- _PROBLEM_:
Copy down all of the data underneath, exactly as shown.

Figure contents as structured data:
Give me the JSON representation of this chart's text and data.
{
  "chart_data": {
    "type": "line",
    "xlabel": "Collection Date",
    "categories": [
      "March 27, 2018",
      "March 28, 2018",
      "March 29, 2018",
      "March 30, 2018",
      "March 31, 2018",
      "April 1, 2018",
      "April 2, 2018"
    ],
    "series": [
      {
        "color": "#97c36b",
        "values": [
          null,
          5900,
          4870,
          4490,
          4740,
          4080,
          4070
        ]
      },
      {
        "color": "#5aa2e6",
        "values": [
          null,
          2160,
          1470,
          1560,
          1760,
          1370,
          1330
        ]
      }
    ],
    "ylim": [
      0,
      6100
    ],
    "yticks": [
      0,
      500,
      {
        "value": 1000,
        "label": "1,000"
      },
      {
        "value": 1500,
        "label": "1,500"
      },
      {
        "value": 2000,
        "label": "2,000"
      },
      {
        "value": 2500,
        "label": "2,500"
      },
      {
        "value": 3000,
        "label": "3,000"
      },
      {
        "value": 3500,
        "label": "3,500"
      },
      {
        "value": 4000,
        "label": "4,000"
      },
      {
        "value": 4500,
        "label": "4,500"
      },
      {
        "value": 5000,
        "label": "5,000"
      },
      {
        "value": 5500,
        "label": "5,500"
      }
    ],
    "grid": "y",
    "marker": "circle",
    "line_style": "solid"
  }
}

- _PROBLEM SOLUTION_:
Give me the JSON representation of this chart's text and data.
{
  "chart_data": {
    "type": "line",
    "xlabel": "Collection Date",
    "categories": [
      "March 27, 2018",
      "March 28, 2018",
      "March 29, 2018",
      "March 30, 2018",
      "March 31, 2018",
      "April 1, 2018",
      "April 2, 2018"
    ],
    "series": [
      {
        "color": "#97c36b",
        "values": [
          null,
          5900,
          4870,
          4490,
          4740,
          4080,
          4070
        ]
      },
      {
        "color": "#5aa2e6",
        "values": [
          null,
          2160,
          1470,
          1560,
          1760,
          1370,
          1330
        ]
      }
    ],
    "ylim": [
      0,
      6100
    ],
    "yticks": [
      0,
      500,
      {
        "value": 1000,
        "label": "1,000"
      },
      {
        "value": 1500,
        "label": "1,500"
      },
      {
        "value": 2000,
        "label": "2,000"
      },
      {
        "value": 2500,
        "label": "2,500"
      },
      {
        "value": 3000,
        "label": "3,000"
      },
      {
        "value": 3500,
        "label": "3,500"
      },
      {
        "value": 4000,
        "label": "4,000"
      },
      {
        "value": 4500,
        "label": "4,500"
      },
      {
        "value": 5000,
        "label": "5,000"
      },
      {
        "value": 5500,
        "label": "5,500"
      }
    ],
    "grid": "y",
    "marker": "circle",
    "line_style": "solid"
  }
}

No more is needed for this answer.